→ Goal of the exercise
Retype the data that follows line by line, exactly, and leave its pictures out.
++++++++++
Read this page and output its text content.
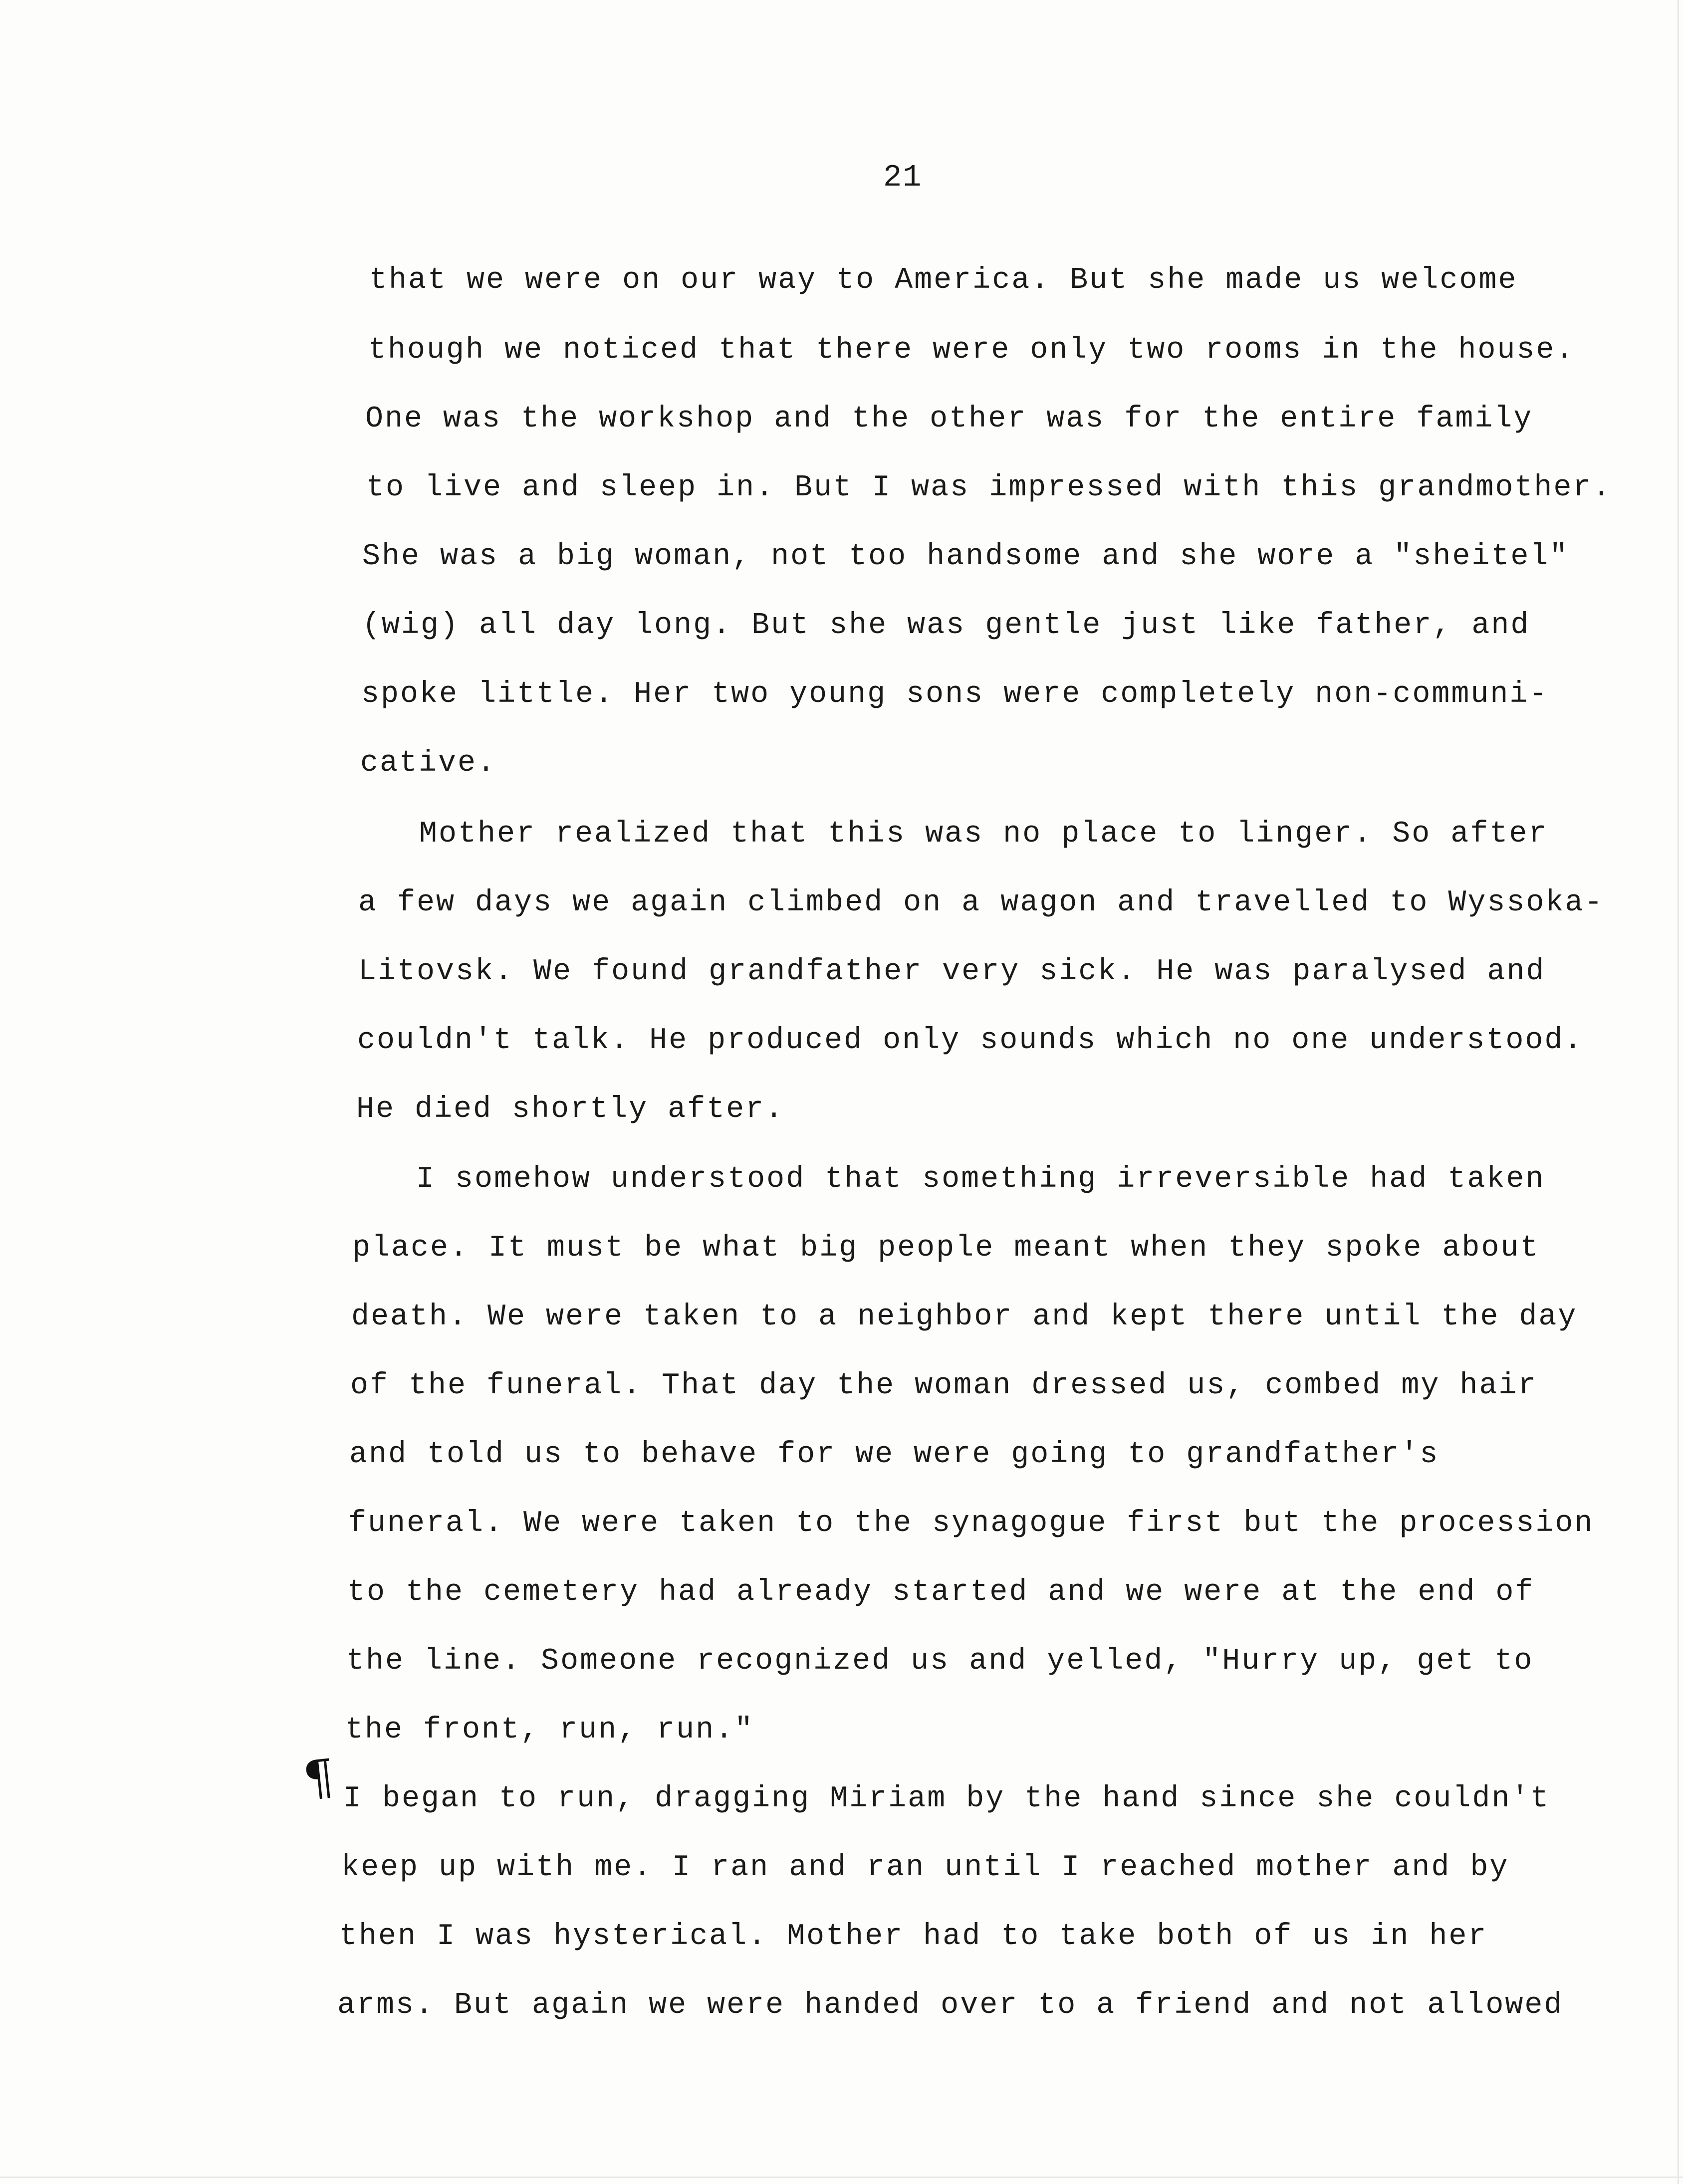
21
that we were on our way to America. But she made us welcome
though we noticed that there were only two rooms in the house.
One was the workshop and the other was for the entire family
to live and sleep in. But I was impressed with this grandmother.
She was a big woman, not too handsome and she wore a "sheitel"
(wig) all day long. But she was gentle just like father, and
spoke little. Her two young sons were completely non-communi-
cative.
Mother realized that this was no place to linger. So after
a few days we again climbed on a wagon and travelled to Wyssoka-
Litovsk. We found grandfather very sick. He was paralysed and
couldn't talk. He produced only sounds which no one understood.
He died shortly after.
I somehow understood that something irreversible had taken
place. It must be what big people meant when they spoke about
death. We were taken to a neighbor and kept there until the day
of the funeral. That day the woman dressed us, combed my hair
and told us to behave for we were going to grandfather's
funeral. We were taken to the synagogue first but the procession
to the cemetery had already started and we were at the end of
the line. Someone recognized us and yelled, "Hurry up, get to
the front, run, run."
¶ I began to run, dragging Miriam by the hand since she couldn't
keep up with me. I ran and ran until I reached mother and by
then I was hysterical. Mother had to take both of us in her
arms. But again we were handed over to a friend and not allowed
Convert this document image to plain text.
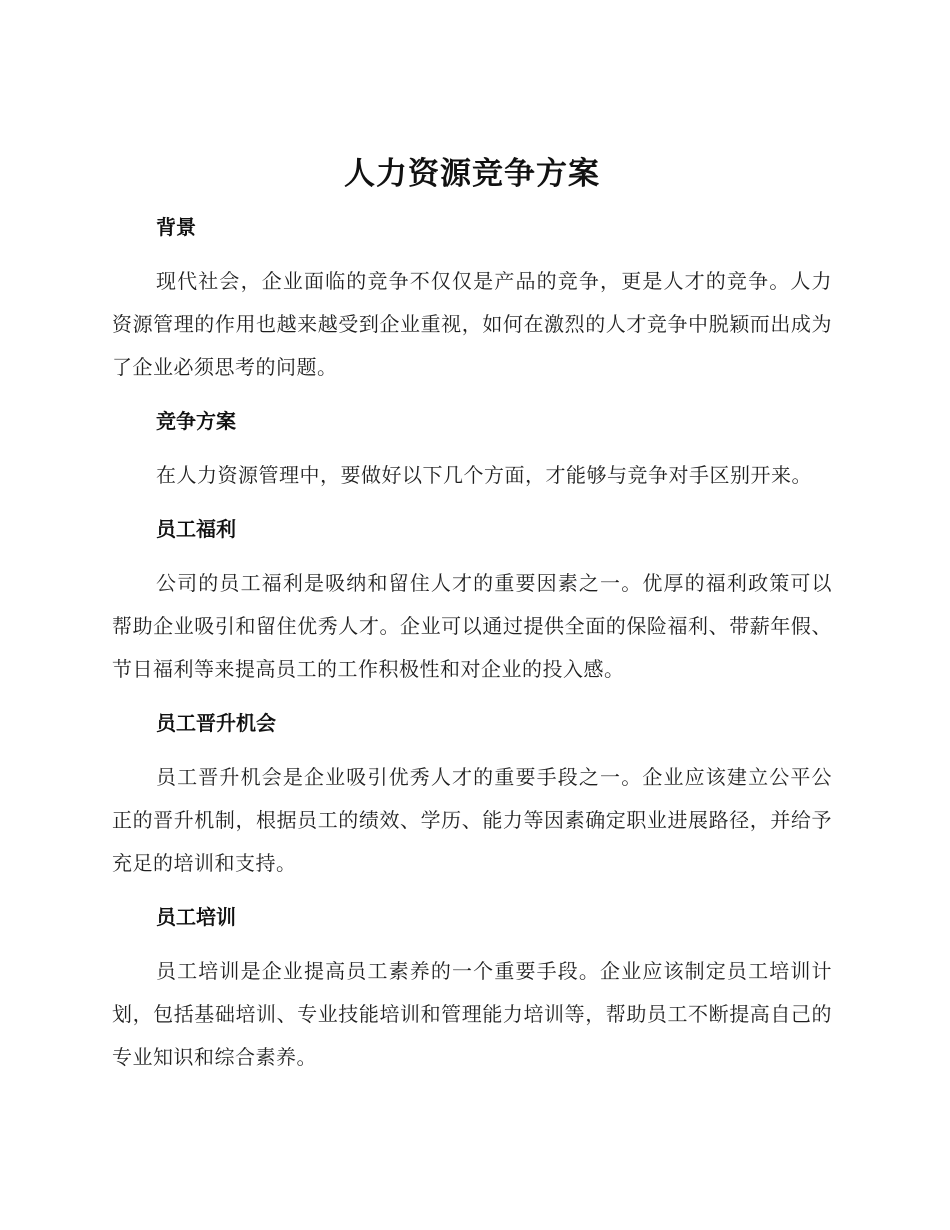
人力资源竞争方案
背景

现代社会，企业面临的竞争不仅仅是产品的竞争，更是人才的竞争。人力资源管理的作用也越来越受到企业重视，如何在激烈的人才竞争中脱颖而出成为了企业必须思考的问题。

竞争方案

在人力资源管理中，要做好以下几个方面，才能够与竞争对手区别开来。

员工福利

公司的员工福利是吸纳和留住人才的重要因素之一。优厚的福利政策可以帮助企业吸引和留住优秀人才。企业可以通过提供全面的保险福利、带薪年假、节日福利等来提高员工的工作积极性和对企业的投入感。

员工晋升机会

员工晋升机会是企业吸引优秀人才的重要手段之一。企业应该建立公平公正的晋升机制，根据员工的绩效、学历、能力等因素确定职业进展路径，并给予充足的培训和支持。

员工培训

员工培训是企业提高员工素养的一个重要手段。企业应该制定员工培训计划，包括基础培训、专业技能培训和管理能力培训等，帮助员工不断提高自己的专业知识和综合素养。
++++++++++
→ Exercise answer
Read this page and output its text content.
21
that we were on our way to America. But she made us welcome
though we noticed that there were only two rooms in the house.
One was the workshop and the other was for the entire family
to live and sleep in. But I was impressed with this grandmother.
She was a big woman, not too handsome and she wore a "sheitel"
(wig) all day long. But she was gentle just like father, and
spoke little. Her two young sons were completely non-communi-
cative.
Mother realized that this was no place to linger. So after
a few days we again climbed on a wagon and travelled to Wyssoka-
Litovsk. We found grandfather very sick. He was paralysed and
couldn't talk. He produced only sounds which no one understood.
He died shortly after.
I somehow understood that something irreversible had taken
place. It must be what big people meant when they spoke about
death. We were taken to a neighbor and kept there until the day
of the funeral. That day the woman dressed us, combed my hair
and told us to behave for we were going to grandfather's
funeral. We were taken to the synagogue first but the procession
to the cemetery had already started and we were at the end of
the line. Someone recognized us and yelled, "Hurry up, get to
the front, run, run."
¶ I began to run, dragging Miriam by the hand since she couldn't
keep up with me. I ran and ran until I reached mother and by
then I was hysterical. Mother had to take both of us in her
arms. But again we were handed over to a friend and not allowed
Convert this document image to plain text.
人力资源竞争方案
背景

现代社会，企业面临的竞争不仅仅是产品的竞争，更是人才的竞争。人力资源管理的作用也越来越受到企业重视，如何在激烈的人才竞争中脱颖而出成为了企业必须思考的问题。

竞争方案

在人力资源管理中，要做好以下几个方面，才能够与竞争对手区别开来。

员工福利

公司的员工福利是吸纳和留住人才的重要因素之一。优厚的福利政策可以帮助企业吸引和留住优秀人才。企业可以通过提供全面的保险福利、带薪年假、节日福利等来提高员工的工作积极性和对企业的投入感。

员工晋升机会

员工晋升机会是企业吸引优秀人才的重要手段之一。企业应该建立公平公正的晋升机制，根据员工的绩效、学历、能力等因素确定职业进展路径，并给予充足的培训和支持。

员工培训

员工培训是企业提高员工素养的一个重要手段。企业应该制定员工培训计划，包括基础培训、专业技能培训和管理能力培训等，帮助员工不断提高自己的专业知识和综合素养。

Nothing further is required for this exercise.